● DATA FOR THE TASK:
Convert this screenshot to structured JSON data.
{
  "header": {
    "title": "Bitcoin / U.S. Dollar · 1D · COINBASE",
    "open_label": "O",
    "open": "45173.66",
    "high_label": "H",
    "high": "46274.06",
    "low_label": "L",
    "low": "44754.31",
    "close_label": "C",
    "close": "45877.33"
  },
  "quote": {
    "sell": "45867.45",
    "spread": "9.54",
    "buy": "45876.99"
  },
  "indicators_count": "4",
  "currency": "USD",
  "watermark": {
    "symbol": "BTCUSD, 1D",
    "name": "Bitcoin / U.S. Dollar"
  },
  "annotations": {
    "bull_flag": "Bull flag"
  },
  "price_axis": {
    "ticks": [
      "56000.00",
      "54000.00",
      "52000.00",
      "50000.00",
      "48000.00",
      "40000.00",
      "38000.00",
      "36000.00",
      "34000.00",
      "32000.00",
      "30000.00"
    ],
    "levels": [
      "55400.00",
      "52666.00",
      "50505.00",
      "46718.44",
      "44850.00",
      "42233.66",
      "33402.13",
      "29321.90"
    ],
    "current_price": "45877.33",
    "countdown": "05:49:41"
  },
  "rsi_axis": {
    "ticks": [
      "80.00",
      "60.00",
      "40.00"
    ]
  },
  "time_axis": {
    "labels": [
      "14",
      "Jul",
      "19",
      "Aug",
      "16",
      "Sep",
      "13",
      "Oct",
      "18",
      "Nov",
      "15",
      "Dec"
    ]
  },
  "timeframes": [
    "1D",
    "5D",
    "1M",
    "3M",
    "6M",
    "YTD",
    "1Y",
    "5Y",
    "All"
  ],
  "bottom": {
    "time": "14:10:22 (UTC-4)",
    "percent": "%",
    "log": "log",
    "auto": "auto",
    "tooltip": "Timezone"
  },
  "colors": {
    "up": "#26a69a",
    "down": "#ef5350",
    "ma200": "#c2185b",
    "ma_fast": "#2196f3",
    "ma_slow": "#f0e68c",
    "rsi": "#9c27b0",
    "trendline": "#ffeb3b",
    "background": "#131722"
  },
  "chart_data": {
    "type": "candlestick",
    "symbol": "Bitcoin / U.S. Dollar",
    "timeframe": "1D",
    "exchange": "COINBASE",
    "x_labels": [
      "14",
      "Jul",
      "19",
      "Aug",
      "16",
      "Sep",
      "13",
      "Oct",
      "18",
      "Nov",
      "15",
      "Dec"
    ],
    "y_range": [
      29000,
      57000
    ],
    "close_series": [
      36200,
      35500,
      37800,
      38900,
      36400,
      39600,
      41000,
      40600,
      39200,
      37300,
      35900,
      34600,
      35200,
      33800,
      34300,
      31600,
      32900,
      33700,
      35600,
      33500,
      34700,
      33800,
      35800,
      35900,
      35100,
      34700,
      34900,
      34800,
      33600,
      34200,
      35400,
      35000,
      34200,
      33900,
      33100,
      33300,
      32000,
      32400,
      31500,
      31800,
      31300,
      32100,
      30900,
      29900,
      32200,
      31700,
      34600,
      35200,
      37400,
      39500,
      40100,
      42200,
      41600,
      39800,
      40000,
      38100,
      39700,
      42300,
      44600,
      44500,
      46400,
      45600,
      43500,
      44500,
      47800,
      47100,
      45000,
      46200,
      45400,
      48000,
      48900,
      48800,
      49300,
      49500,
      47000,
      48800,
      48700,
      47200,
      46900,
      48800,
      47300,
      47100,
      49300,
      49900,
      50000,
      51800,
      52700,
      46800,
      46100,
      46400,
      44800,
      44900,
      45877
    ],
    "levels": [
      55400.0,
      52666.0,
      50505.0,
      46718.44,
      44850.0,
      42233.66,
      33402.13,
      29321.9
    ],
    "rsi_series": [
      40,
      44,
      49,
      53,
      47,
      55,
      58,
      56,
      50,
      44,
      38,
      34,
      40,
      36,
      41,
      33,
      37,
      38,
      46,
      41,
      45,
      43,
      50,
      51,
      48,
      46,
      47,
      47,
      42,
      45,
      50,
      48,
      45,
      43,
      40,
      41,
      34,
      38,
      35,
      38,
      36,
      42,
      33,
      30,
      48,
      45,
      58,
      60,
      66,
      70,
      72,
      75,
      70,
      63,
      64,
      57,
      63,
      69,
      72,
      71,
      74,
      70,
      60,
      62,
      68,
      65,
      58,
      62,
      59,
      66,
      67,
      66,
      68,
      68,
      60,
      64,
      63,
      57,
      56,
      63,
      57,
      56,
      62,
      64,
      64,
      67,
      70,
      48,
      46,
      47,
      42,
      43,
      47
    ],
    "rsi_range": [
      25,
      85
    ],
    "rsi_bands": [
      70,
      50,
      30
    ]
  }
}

● THE PROBLEM: Using the records above, find and show each line with the string "Dollar".

● WRITTEN REPLY:
    "title": "Bitcoin / U.S. Dollar · 1D · COINBASE",
    "name": "Bitcoin / U.S. Dollar"
    "symbol": "Bitcoin / U.S. Dollar",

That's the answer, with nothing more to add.